A block of data
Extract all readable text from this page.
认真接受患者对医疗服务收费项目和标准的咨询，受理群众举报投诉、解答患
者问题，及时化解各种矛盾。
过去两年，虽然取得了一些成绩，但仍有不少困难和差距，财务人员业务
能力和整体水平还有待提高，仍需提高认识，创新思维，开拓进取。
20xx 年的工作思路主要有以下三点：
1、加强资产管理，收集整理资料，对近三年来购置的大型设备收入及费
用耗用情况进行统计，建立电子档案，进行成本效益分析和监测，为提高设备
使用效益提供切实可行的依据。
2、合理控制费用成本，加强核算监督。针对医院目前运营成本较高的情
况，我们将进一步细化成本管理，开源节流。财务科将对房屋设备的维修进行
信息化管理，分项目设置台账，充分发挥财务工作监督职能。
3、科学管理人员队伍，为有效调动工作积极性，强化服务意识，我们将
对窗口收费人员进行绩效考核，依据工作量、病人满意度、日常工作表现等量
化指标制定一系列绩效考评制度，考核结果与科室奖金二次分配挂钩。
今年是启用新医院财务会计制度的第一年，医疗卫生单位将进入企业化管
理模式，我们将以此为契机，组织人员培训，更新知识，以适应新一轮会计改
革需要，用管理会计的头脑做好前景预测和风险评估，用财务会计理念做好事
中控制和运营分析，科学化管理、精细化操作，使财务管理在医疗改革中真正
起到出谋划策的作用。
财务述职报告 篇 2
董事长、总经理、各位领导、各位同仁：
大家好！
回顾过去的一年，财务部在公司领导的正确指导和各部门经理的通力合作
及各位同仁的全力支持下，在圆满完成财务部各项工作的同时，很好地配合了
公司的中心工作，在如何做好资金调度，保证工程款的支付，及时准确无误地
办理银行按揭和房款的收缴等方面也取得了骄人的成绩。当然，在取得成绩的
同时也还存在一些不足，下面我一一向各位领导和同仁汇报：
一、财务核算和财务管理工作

> [Problem to work on]:
The entries above should be repeated exactly, every one of them.

> [Output below]:
Extract all readable text from this page.
认真接受患者对医疗服务收费项目和标准的咨询，受理群众举报投诉、解答患
者问题，及时化解各种矛盾。
过去两年，虽然取得了一些成绩，但仍有不少困难和差距，财务人员业务
能力和整体水平还有待提高，仍需提高认识，创新思维，开拓进取。
20xx 年的工作思路主要有以下三点：
1、加强资产管理，收集整理资料，对近三年来购置的大型设备收入及费
用耗用情况进行统计，建立电子档案，进行成本效益分析和监测，为提高设备
使用效益提供切实可行的依据。
2、合理控制费用成本，加强核算监督。针对医院目前运营成本较高的情
况，我们将进一步细化成本管理，开源节流。财务科将对房屋设备的维修进行
信息化管理，分项目设置台账，充分发挥财务工作监督职能。
3、科学管理人员队伍，为有效调动工作积极性，强化服务意识，我们将
对窗口收费人员进行绩效考核，依据工作量、病人满意度、日常工作表现等量
化指标制定一系列绩效考评制度，考核结果与科室奖金二次分配挂钩。
今年是启用新医院财务会计制度的第一年，医疗卫生单位将进入企业化管
理模式，我们将以此为契机，组织人员培训，更新知识，以适应新一轮会计改
革需要，用管理会计的头脑做好前景预测和风险评估，用财务会计理念做好事
中控制和运营分析，科学化管理、精细化操作，使财务管理在医疗改革中真正
起到出谋划策的作用。
财务述职报告 篇 2
董事长、总经理、各位领导、各位同仁：
大家好！
回顾过去的一年，财务部在公司领导的正确指导和各部门经理的通力合作
及各位同仁的全力支持下，在圆满完成财务部各项工作的同时，很好地配合了
公司的中心工作，在如何做好资金调度，保证工程款的支付，及时准确无误地
办理银行按揭和房款的收缴等方面也取得了骄人的成绩。当然，在取得成绩的
同时也还存在一些不足，下面我一一向各位领导和同仁汇报：
一、财务核算和财务管理工作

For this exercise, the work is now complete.